(Source records)
####

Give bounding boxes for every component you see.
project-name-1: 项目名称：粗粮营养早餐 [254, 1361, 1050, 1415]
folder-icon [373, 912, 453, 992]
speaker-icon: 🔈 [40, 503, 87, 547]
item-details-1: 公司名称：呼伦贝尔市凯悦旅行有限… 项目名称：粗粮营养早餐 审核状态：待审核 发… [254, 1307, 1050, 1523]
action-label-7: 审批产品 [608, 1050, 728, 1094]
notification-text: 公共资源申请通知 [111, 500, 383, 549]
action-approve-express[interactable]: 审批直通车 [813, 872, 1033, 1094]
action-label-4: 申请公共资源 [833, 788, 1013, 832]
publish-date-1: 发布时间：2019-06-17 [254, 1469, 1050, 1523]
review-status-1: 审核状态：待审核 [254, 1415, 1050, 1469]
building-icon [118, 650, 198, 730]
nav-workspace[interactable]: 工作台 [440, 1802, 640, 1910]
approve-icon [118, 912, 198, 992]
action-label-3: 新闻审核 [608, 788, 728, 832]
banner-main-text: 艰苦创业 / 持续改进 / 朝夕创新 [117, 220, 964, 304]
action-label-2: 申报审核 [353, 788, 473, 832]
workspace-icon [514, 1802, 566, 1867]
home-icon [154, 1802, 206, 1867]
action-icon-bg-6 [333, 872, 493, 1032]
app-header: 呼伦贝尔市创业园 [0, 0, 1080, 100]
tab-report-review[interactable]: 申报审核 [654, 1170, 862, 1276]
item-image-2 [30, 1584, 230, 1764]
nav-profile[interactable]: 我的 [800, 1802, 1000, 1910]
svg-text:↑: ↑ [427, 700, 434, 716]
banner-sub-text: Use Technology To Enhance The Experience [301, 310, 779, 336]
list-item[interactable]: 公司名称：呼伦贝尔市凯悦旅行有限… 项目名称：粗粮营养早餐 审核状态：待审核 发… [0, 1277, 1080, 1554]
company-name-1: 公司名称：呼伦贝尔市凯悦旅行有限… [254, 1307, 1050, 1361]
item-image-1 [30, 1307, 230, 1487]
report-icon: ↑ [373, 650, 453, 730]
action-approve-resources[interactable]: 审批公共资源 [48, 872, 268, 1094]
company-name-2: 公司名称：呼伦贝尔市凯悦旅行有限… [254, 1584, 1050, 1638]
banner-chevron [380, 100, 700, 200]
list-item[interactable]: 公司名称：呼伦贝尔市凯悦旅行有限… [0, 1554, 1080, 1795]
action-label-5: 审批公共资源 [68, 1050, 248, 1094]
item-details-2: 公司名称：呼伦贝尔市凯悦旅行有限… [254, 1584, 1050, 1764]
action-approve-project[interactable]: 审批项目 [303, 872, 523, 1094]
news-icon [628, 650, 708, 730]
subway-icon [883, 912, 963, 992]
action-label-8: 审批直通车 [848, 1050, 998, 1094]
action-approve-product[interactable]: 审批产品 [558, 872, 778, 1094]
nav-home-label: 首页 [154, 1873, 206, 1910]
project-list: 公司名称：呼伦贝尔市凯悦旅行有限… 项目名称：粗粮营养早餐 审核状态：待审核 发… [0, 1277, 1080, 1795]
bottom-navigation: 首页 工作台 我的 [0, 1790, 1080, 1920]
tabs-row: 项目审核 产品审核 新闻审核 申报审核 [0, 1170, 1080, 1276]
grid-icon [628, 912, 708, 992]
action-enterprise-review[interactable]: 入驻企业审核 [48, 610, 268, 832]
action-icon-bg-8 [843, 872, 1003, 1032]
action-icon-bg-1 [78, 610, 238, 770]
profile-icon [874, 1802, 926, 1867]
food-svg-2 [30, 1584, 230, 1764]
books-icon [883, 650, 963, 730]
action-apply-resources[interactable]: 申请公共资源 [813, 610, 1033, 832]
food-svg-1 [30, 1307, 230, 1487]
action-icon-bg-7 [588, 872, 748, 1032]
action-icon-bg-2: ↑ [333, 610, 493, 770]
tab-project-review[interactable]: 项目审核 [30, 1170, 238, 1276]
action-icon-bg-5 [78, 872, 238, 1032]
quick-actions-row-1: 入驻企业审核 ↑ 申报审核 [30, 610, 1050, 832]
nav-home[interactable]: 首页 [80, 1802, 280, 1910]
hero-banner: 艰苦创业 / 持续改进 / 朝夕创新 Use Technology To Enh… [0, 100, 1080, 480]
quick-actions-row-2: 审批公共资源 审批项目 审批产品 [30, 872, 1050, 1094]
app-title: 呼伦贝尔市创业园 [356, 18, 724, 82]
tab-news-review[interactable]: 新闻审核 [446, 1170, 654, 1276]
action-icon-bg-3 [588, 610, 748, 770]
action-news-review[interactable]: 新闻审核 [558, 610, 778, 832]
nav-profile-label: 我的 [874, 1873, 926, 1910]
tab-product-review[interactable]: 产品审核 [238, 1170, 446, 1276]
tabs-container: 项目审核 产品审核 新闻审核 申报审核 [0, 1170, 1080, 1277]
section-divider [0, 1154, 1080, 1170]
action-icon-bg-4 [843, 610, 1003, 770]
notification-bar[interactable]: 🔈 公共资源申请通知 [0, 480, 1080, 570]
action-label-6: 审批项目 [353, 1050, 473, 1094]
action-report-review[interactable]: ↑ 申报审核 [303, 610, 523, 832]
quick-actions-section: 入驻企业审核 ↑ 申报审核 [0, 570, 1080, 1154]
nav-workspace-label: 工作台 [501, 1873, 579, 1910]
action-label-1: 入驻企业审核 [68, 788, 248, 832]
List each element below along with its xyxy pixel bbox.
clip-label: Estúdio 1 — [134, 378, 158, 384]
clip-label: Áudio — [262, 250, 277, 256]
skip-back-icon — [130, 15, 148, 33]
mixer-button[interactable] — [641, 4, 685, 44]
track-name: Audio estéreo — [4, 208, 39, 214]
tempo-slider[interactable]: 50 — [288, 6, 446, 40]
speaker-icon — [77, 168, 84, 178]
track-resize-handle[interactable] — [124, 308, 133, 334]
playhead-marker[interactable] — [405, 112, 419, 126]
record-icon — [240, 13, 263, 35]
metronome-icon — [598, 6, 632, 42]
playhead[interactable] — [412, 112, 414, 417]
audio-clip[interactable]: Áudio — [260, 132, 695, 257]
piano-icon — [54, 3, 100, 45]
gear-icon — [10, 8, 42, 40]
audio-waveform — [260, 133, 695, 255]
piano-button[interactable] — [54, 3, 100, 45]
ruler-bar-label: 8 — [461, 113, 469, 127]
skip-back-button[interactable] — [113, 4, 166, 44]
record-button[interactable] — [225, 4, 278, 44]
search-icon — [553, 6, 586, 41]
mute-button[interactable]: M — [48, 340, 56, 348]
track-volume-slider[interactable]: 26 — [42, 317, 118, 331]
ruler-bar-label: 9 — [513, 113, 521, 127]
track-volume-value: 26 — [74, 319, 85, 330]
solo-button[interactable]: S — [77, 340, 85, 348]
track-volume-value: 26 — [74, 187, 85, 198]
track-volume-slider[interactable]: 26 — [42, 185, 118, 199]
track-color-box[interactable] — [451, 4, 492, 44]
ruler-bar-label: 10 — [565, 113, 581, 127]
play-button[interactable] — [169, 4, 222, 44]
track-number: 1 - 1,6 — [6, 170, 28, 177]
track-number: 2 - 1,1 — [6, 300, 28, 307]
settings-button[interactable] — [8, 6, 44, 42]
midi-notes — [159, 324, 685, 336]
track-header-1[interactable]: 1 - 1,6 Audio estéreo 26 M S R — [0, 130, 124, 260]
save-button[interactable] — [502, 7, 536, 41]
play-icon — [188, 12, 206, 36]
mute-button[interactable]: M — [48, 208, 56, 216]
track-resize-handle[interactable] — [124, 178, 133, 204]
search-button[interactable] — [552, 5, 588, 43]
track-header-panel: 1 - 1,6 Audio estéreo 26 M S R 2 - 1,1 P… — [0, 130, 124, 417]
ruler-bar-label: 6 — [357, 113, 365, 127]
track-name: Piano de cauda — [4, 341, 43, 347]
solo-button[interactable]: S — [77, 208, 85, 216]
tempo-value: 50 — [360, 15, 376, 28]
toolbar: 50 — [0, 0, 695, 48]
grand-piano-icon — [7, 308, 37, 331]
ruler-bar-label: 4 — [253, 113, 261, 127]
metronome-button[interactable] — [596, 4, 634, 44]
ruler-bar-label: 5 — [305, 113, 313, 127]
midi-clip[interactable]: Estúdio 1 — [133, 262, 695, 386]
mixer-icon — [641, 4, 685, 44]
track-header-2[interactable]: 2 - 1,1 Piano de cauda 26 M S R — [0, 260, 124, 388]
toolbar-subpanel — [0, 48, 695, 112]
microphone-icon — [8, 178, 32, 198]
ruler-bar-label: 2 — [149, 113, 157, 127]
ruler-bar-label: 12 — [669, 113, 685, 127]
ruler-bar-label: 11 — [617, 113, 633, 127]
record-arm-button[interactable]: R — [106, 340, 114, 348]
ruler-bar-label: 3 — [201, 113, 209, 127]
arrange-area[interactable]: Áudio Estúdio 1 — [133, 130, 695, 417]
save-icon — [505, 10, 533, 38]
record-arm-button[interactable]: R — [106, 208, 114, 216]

####

Task prompt:
Copy the lines of the records above verbatim, covering the stretch from the start through the line that contains "action-label-3: 新闻审核 [608, 788, 728, 832]", with both ends included.

Reply to the task:
Give bounding boxes for every component you see.
project-name-1: 项目名称：粗粮营养早餐 [254, 1361, 1050, 1415]
folder-icon [373, 912, 453, 992]
speaker-icon: 🔈 [40, 503, 87, 547]
item-details-1: 公司名称：呼伦贝尔市凯悦旅行有限… 项目名称：粗粮营养早餐 审核状态：待审核 发… [254, 1307, 1050, 1523]
action-label-7: 审批产品 [608, 1050, 728, 1094]
notification-text: 公共资源申请通知 [111, 500, 383, 549]
action-approve-express[interactable]: 审批直通车 [813, 872, 1033, 1094]
action-label-4: 申请公共资源 [833, 788, 1013, 832]
publish-date-1: 发布时间：2019-06-17 [254, 1469, 1050, 1523]
review-status-1: 审核状态：待审核 [254, 1415, 1050, 1469]
building-icon [118, 650, 198, 730]
nav-workspace[interactable]: 工作台 [440, 1802, 640, 1910]
approve-icon [118, 912, 198, 992]
action-label-3: 新闻审核 [608, 788, 728, 832]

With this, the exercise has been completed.